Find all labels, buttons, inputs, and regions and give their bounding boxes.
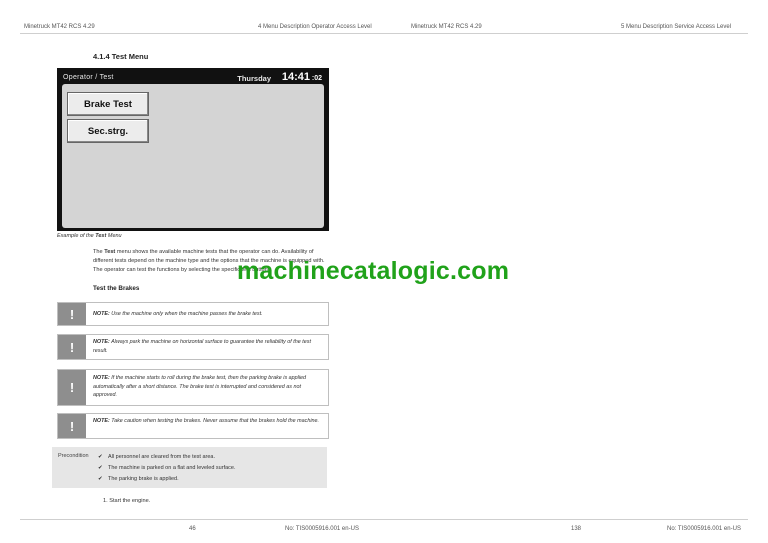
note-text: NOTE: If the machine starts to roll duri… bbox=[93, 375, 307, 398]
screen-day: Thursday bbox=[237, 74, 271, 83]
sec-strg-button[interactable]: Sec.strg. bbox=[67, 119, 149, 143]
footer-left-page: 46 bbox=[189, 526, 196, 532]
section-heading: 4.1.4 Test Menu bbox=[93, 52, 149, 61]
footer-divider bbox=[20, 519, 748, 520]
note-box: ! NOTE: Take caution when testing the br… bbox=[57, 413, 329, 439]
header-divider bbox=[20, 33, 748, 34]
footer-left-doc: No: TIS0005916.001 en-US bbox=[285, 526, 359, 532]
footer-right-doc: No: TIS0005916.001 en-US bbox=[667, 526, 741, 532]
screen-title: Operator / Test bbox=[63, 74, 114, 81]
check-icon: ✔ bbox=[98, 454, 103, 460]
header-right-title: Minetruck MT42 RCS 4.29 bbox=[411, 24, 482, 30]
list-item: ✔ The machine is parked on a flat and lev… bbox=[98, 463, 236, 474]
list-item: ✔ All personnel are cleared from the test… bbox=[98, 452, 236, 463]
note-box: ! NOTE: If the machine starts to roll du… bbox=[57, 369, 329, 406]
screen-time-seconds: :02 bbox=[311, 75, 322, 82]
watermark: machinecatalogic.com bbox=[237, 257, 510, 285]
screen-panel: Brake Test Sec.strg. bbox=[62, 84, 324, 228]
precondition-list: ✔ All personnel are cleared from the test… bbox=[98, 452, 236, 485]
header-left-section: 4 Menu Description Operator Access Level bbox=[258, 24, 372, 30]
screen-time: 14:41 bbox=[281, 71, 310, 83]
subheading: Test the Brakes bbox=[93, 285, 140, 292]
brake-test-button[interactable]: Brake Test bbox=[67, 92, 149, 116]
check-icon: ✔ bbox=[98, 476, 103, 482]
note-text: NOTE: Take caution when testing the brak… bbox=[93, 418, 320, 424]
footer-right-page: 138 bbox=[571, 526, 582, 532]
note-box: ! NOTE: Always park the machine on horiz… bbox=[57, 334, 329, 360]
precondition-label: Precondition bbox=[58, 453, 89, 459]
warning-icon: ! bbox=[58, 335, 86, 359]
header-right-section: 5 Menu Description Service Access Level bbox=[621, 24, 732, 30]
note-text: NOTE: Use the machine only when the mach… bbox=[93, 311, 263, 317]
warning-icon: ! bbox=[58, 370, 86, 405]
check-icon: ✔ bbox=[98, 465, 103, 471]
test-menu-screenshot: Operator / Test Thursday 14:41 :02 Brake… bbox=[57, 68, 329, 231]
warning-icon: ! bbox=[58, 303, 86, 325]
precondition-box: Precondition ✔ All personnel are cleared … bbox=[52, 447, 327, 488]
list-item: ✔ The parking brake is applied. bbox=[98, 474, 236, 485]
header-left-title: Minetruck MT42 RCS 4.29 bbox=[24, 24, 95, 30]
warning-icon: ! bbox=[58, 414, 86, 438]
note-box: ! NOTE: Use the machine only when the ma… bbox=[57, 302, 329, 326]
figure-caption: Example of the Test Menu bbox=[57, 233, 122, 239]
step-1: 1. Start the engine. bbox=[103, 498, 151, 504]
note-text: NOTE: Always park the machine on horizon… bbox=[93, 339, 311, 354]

__________

Task
Copy out every line above word for word, omitting the picture.

Written solution
Find all labels, buttons, inputs, and regions and give their bounding boxes.
note-text: NOTE: If the machine starts to roll duri… bbox=[93, 375, 307, 398]
screen-day: Thursday bbox=[237, 74, 271, 83]
sec-strg-button[interactable]: Sec.strg. bbox=[67, 119, 149, 143]
footer-left-page: 46 bbox=[189, 526, 196, 532]
section-heading: 4.1.4 Test Menu bbox=[93, 52, 149, 61]
footer-divider bbox=[20, 519, 748, 520]
note-box: ! NOTE: Take caution when testing the br… bbox=[57, 413, 329, 439]
header-divider bbox=[20, 33, 748, 34]
footer-left-doc: No: TIS0005916.001 en-US bbox=[285, 526, 359, 532]
footer-right-doc: No: TIS0005916.001 en-US bbox=[667, 526, 741, 532]
screen-title: Operator / Test bbox=[63, 74, 114, 81]
check-icon: ✔ bbox=[98, 454, 103, 460]
header-right-title: Minetruck MT42 RCS 4.29 bbox=[411, 24, 482, 30]
list-item: ✔ The machine is parked on a flat and lev… bbox=[98, 463, 236, 474]
list-item: ✔ All personnel are cleared from the test… bbox=[98, 452, 236, 463]
note-box: ! NOTE: If the machine starts to roll du… bbox=[57, 369, 329, 406]
screen-time-seconds: :02 bbox=[311, 75, 322, 82]
watermark: machinecatalogic.com bbox=[237, 257, 510, 285]
screen-panel: Brake Test Sec.strg. bbox=[62, 84, 324, 228]
precondition-list: ✔ All personnel are cleared from the test… bbox=[98, 452, 236, 485]
header-left-section: 4 Menu Description Operator Access Level bbox=[258, 24, 372, 30]
screen-time: 14:41 bbox=[281, 71, 310, 83]
subheading: Test the Brakes bbox=[93, 285, 140, 292]
brake-test-button[interactable]: Brake Test bbox=[67, 92, 149, 116]
check-icon: ✔ bbox=[98, 476, 103, 482]
note-text: NOTE: Take caution when testing the brak… bbox=[93, 418, 320, 424]
footer-right-page: 138 bbox=[571, 526, 582, 532]
note-box: ! NOTE: Always park the machine on horiz… bbox=[57, 334, 329, 360]
precondition-label: Precondition bbox=[58, 453, 89, 459]
warning-icon: ! bbox=[58, 335, 86, 359]
header-right-section: 5 Menu Description Service Access Level bbox=[621, 24, 732, 30]
note-text: NOTE: Use the machine only when the mach… bbox=[93, 311, 263, 317]
warning-icon: ! bbox=[58, 370, 86, 405]
check-icon: ✔ bbox=[98, 465, 103, 471]
test-menu-screenshot: Operator / Test Thursday 14:41 :02 Brake… bbox=[57, 68, 329, 231]
warning-icon: ! bbox=[58, 303, 86, 325]
precondition-box: Precondition ✔ All personnel are cleared … bbox=[52, 447, 327, 488]
list-item: ✔ The parking brake is applied. bbox=[98, 474, 236, 485]
header-left-title: Minetruck MT42 RCS 4.29 bbox=[24, 24, 95, 30]
warning-icon: ! bbox=[58, 414, 86, 438]
note-box: ! NOTE: Use the machine only when the ma… bbox=[57, 302, 329, 326]
figure-caption: Example of the Test Menu bbox=[57, 233, 122, 239]
step-1: 1. Start the engine. bbox=[103, 498, 151, 504]
note-text: NOTE: Always park the machine on horizon… bbox=[93, 339, 311, 354]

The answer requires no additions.